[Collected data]
┌──

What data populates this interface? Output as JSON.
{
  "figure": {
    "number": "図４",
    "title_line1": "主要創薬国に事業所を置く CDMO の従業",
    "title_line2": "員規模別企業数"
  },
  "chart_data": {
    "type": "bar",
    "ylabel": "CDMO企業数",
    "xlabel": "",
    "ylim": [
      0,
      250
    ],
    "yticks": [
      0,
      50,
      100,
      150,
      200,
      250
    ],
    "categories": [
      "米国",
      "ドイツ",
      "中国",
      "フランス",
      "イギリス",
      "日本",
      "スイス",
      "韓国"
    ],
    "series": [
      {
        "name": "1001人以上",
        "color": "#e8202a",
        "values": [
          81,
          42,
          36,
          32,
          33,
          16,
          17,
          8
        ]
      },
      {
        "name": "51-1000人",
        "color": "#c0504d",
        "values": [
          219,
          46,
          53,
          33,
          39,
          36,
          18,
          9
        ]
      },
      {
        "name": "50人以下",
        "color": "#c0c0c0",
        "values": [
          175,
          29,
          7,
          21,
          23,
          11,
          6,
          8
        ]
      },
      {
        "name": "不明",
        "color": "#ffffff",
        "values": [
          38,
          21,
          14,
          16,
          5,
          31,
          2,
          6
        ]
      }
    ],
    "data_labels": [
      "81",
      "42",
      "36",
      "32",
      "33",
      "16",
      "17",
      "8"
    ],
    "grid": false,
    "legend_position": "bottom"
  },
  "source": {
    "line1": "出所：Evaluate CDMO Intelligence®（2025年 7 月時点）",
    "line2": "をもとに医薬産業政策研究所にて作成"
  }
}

└──

_WORK TO COMPLETE_
Repeat every record, keeping each word and mark exactly as it is.

_COMPLETE RESPONSE_
What data populates this interface? Output as JSON.
{
  "figure": {
    "number": "図４",
    "title_line1": "主要創薬国に事業所を置く CDMO の従業",
    "title_line2": "員規模別企業数"
  },
  "chart_data": {
    "type": "bar",
    "ylabel": "CDMO企業数",
    "xlabel": "",
    "ylim": [
      0,
      250
    ],
    "yticks": [
      0,
      50,
      100,
      150,
      200,
      250
    ],
    "categories": [
      "米国",
      "ドイツ",
      "中国",
      "フランス",
      "イギリス",
      "日本",
      "スイス",
      "韓国"
    ],
    "series": [
      {
        "name": "1001人以上",
        "color": "#e8202a",
        "values": [
          81,
          42,
          36,
          32,
          33,
          16,
          17,
          8
        ]
      },
      {
        "name": "51-1000人",
        "color": "#c0504d",
        "values": [
          219,
          46,
          53,
          33,
          39,
          36,
          18,
          9
        ]
      },
      {
        "name": "50人以下",
        "color": "#c0c0c0",
        "values": [
          175,
          29,
          7,
          21,
          23,
          11,
          6,
          8
        ]
      },
      {
        "name": "不明",
        "color": "#ffffff",
        "values": [
          38,
          21,
          14,
          16,
          5,
          31,
          2,
          6
        ]
      }
    ],
    "data_labels": [
      "81",
      "42",
      "36",
      "32",
      "33",
      "16",
      "17",
      "8"
    ],
    "grid": false,
    "legend_position": "bottom"
  },
  "source": {
    "line1": "出所：Evaluate CDMO Intelligence®（2025年 7 月時点）",
    "line2": "をもとに医薬産業政策研究所にて作成"
  }
}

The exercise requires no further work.